(Recorded data)
◆ ◆ ◆ ◆
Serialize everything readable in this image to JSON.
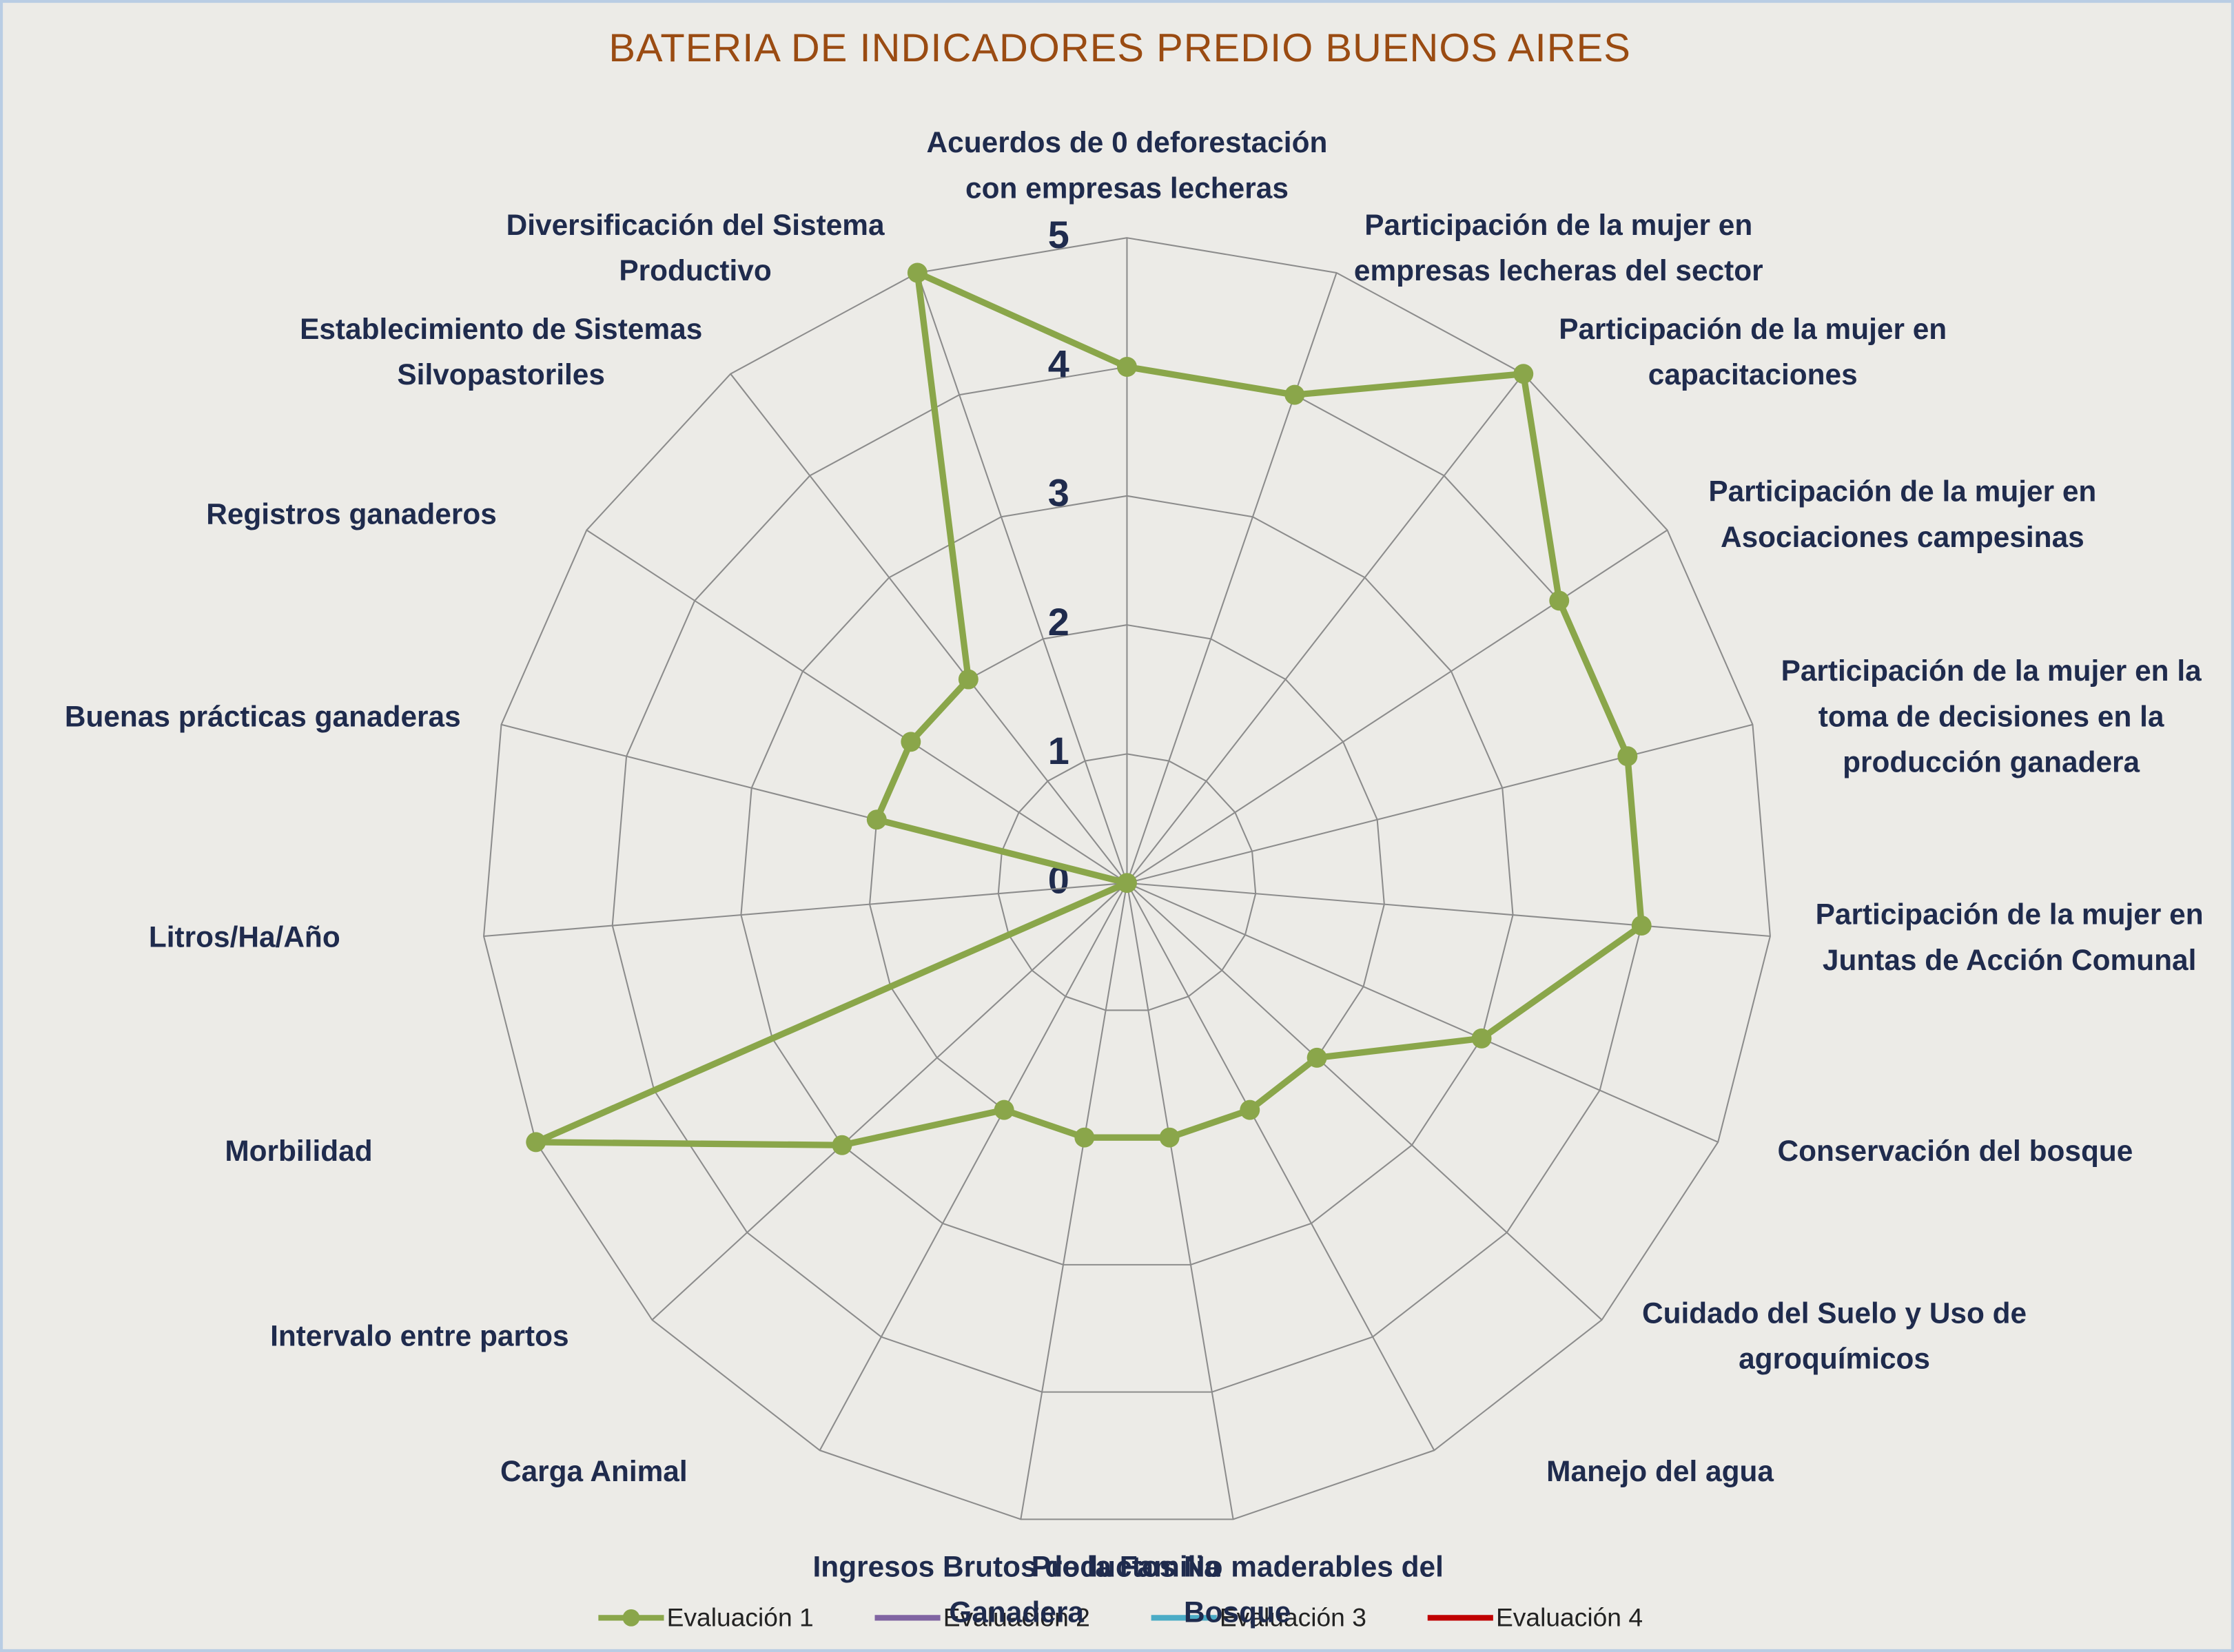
{
  "chart_data": {
    "type": "radar",
    "title": "BATERIA DE INDICADORES PREDIO BUENOS AIRES",
    "categories": [
      "Acuerdos de 0 deforestación con empresas lecheras",
      "Participación de la mujer en empresas lecheras del sector",
      "Participación de la mujer en capacitaciones",
      "Participación de la mujer en Asociaciones campesinas",
      "Participación de la mujer en la toma de decisiones en la producción ganadera",
      "Participación de la mujer en Juntas de Acción Comunal",
      "Conservación del bosque",
      "Cuidado del Suelo y Uso de agroquímicos",
      "Manejo del agua",
      "Productos No maderables del Bosque",
      "Ingresos Brutos de la Familia Ganadera",
      "Carga Animal",
      "Intervalo entre partos",
      "Morbilidad",
      "Litros/Ha/Año",
      "Buenas prácticas ganaderas",
      "Registros ganaderos",
      "Establecimiento de Sistemas Silvopastoriles",
      "Diversificación del Sistema Productivo"
    ],
    "series": [
      {
        "name": "Evaluación 1",
        "color": "#8aa64a",
        "values": [
          4,
          4,
          5,
          4,
          4,
          4,
          3,
          2,
          2,
          2,
          2,
          2,
          3,
          5,
          0,
          2,
          2,
          2,
          5
        ]
      },
      {
        "name": "Evaluación 2",
        "color": "#8064a2",
        "values": [
          null,
          null,
          null,
          null,
          null,
          null,
          null,
          null,
          null,
          null,
          null,
          null,
          null,
          null,
          null,
          null,
          null,
          null,
          null
        ]
      },
      {
        "name": "Evaluación 3",
        "color": "#4bacc6",
        "values": [
          null,
          null,
          null,
          null,
          null,
          null,
          null,
          null,
          null,
          null,
          null,
          null,
          null,
          null,
          null,
          null,
          null,
          null,
          null
        ]
      },
      {
        "name": "Evaluación 4",
        "color": "#c00000",
        "values": [
          null,
          null,
          null,
          null,
          null,
          null,
          null,
          null,
          null,
          null,
          null,
          null,
          null,
          null,
          null,
          null,
          null,
          null,
          null
        ]
      }
    ],
    "rlim": [
      0,
      5
    ],
    "rticks": [
      0,
      1,
      2,
      3,
      4,
      5
    ],
    "grid": true,
    "legend": "bottom"
  }
}
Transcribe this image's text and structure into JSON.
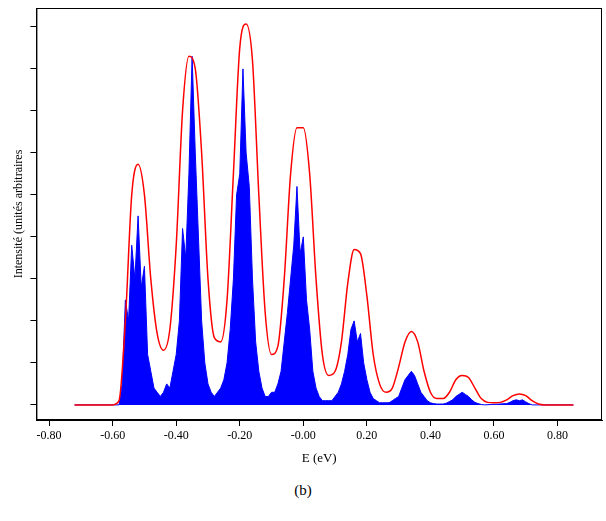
{
  "chart_data": {
    "type": "line",
    "x_label": "E (eV)",
    "y_label": "Intensité (unités arbitraires",
    "caption": "(b)",
    "xlim": [
      -0.84,
      0.94
    ],
    "xticks": [
      {
        "value": -0.8,
        "label": "-0.80"
      },
      {
        "value": -0.6,
        "label": "-0.60"
      },
      {
        "value": -0.4,
        "label": "-0.40"
      },
      {
        "value": -0.2,
        "label": "-0.20"
      },
      {
        "value": 0,
        "label": "-0.00"
      },
      {
        "value": 0.2,
        "label": "0.20"
      },
      {
        "value": 0.4,
        "label": "0.40"
      },
      {
        "value": 0.6,
        "label": "0.60"
      },
      {
        "value": 0.8,
        "label": "0.80"
      }
    ],
    "ylim": [
      -0.036,
      0.945
    ],
    "yticks": [
      0,
      0.1,
      0.2,
      0.3,
      0.4,
      0.5,
      0.6,
      0.7,
      0.8,
      0.9
    ],
    "tick_labels": "x",
    "grid": false,
    "series": [
      {
        "type": "area",
        "color": "#0000ff",
        "x": [
          -0.72,
          -0.58,
          -0.57,
          -0.56,
          -0.55,
          -0.54,
          -0.53,
          -0.52,
          -0.51,
          -0.5,
          -0.49,
          -0.48,
          -0.47,
          -0.46,
          -0.45,
          -0.44,
          -0.43,
          -0.42,
          -0.41,
          -0.4,
          -0.39,
          -0.38,
          -0.37,
          -0.36,
          -0.35,
          -0.34,
          -0.33,
          -0.32,
          -0.31,
          -0.3,
          -0.29,
          -0.28,
          -0.27,
          -0.26,
          -0.25,
          -0.24,
          -0.23,
          -0.22,
          -0.21,
          -0.2,
          -0.19,
          -0.18,
          -0.17,
          -0.16,
          -0.15,
          -0.14,
          -0.13,
          -0.12,
          -0.11,
          -0.1,
          -0.09,
          -0.08,
          -0.07,
          -0.06,
          -0.05,
          -0.04,
          -0.03,
          -0.02,
          -0.01,
          0,
          0.01,
          0.02,
          0.03,
          0.04,
          0.05,
          0.06,
          0.07,
          0.08,
          0.09,
          0.1,
          0.11,
          0.12,
          0.13,
          0.14,
          0.15,
          0.16,
          0.17,
          0.18,
          0.19,
          0.2,
          0.21,
          0.22,
          0.23,
          0.24,
          0.25,
          0.26,
          0.27,
          0.28,
          0.29,
          0.3,
          0.31,
          0.32,
          0.33,
          0.34,
          0.35,
          0.36,
          0.37,
          0.38,
          0.39,
          0.4,
          0.41,
          0.42,
          0.43,
          0.44,
          0.45,
          0.46,
          0.47,
          0.48,
          0.49,
          0.5,
          0.51,
          0.52,
          0.53,
          0.54,
          0.55,
          0.56,
          0.57,
          0.64,
          0.65,
          0.66,
          0.67,
          0.68,
          0.69,
          0.7,
          0.71,
          0.72,
          0.85
        ],
        "values": [
          0,
          0,
          0.05,
          0.25,
          0.2,
          0.38,
          0.3,
          0.45,
          0.28,
          0.33,
          0.12,
          0.08,
          0.04,
          0.03,
          0.02,
          0.03,
          0.05,
          0.04,
          0.08,
          0.12,
          0.2,
          0.42,
          0.35,
          0.55,
          0.83,
          0.6,
          0.4,
          0.2,
          0.1,
          0.05,
          0.03,
          0.02,
          0.03,
          0.04,
          0.06,
          0.1,
          0.18,
          0.3,
          0.5,
          0.55,
          0.8,
          0.6,
          0.52,
          0.3,
          0.15,
          0.08,
          0.04,
          0.02,
          0.02,
          0.03,
          0.03,
          0.05,
          0.08,
          0.15,
          0.22,
          0.3,
          0.38,
          0.52,
          0.36,
          0.4,
          0.25,
          0.18,
          0.08,
          0.04,
          0.02,
          0.01,
          0.01,
          0.01,
          0.01,
          0.02,
          0.03,
          0.05,
          0.08,
          0.12,
          0.18,
          0.2,
          0.15,
          0.17,
          0.1,
          0.06,
          0.03,
          0.015,
          0.01,
          0.005,
          0.005,
          0.005,
          0.005,
          0.01,
          0.015,
          0.02,
          0.04,
          0.06,
          0.07,
          0.08,
          0.07,
          0.05,
          0.03,
          0.02,
          0.01,
          0.005,
          0.003,
          0.002,
          0.002,
          0.002,
          0.004,
          0.008,
          0.012,
          0.02,
          0.025,
          0.03,
          0.025,
          0.02,
          0.012,
          0.006,
          0.003,
          0.001,
          0,
          0.003,
          0.006,
          0.01,
          0.012,
          0.01,
          0.012,
          0.007,
          0.003,
          0,
          0
        ]
      },
      {
        "type": "line",
        "color": "#ff0000",
        "x": [
          -0.72,
          -0.6,
          -0.58,
          -0.56,
          -0.54,
          -0.52,
          -0.5,
          -0.48,
          -0.46,
          -0.44,
          -0.42,
          -0.4,
          -0.38,
          -0.36,
          -0.34,
          -0.32,
          -0.3,
          -0.28,
          -0.26,
          -0.24,
          -0.22,
          -0.2,
          -0.18,
          -0.16,
          -0.14,
          -0.12,
          -0.1,
          -0.08,
          -0.06,
          -0.04,
          -0.02,
          0,
          0.02,
          0.04,
          0.06,
          0.08,
          0.1,
          0.12,
          0.14,
          0.16,
          0.18,
          0.2,
          0.22,
          0.24,
          0.26,
          0.28,
          0.3,
          0.32,
          0.34,
          0.36,
          0.38,
          0.4,
          0.42,
          0.44,
          0.46,
          0.48,
          0.5,
          0.52,
          0.54,
          0.56,
          0.58,
          0.6,
          0.62,
          0.64,
          0.66,
          0.68,
          0.7,
          0.72,
          0.74,
          0.76,
          0.85
        ],
        "values": [
          0,
          0,
          0.01,
          0.2,
          0.5,
          0.573,
          0.5,
          0.3,
          0.17,
          0.13,
          0.18,
          0.38,
          0.7,
          0.83,
          0.8,
          0.6,
          0.3,
          0.16,
          0.15,
          0.25,
          0.55,
          0.85,
          0.907,
          0.82,
          0.5,
          0.22,
          0.12,
          0.14,
          0.3,
          0.55,
          0.66,
          0.66,
          0.55,
          0.3,
          0.12,
          0.07,
          0.08,
          0.15,
          0.29,
          0.37,
          0.36,
          0.26,
          0.12,
          0.05,
          0.03,
          0.04,
          0.09,
          0.15,
          0.175,
          0.15,
          0.08,
          0.03,
          0.015,
          0.015,
          0.03,
          0.06,
          0.07,
          0.065,
          0.04,
          0.015,
          0.006,
          0.005,
          0.006,
          0.012,
          0.022,
          0.026,
          0.022,
          0.01,
          0.002,
          0,
          0
        ]
      }
    ]
  }
}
◆ ◆ ◆ ◆
» Problem to work on
Of the lines above, how many hold the word "image"? Say the number alone.

» Expected answer
2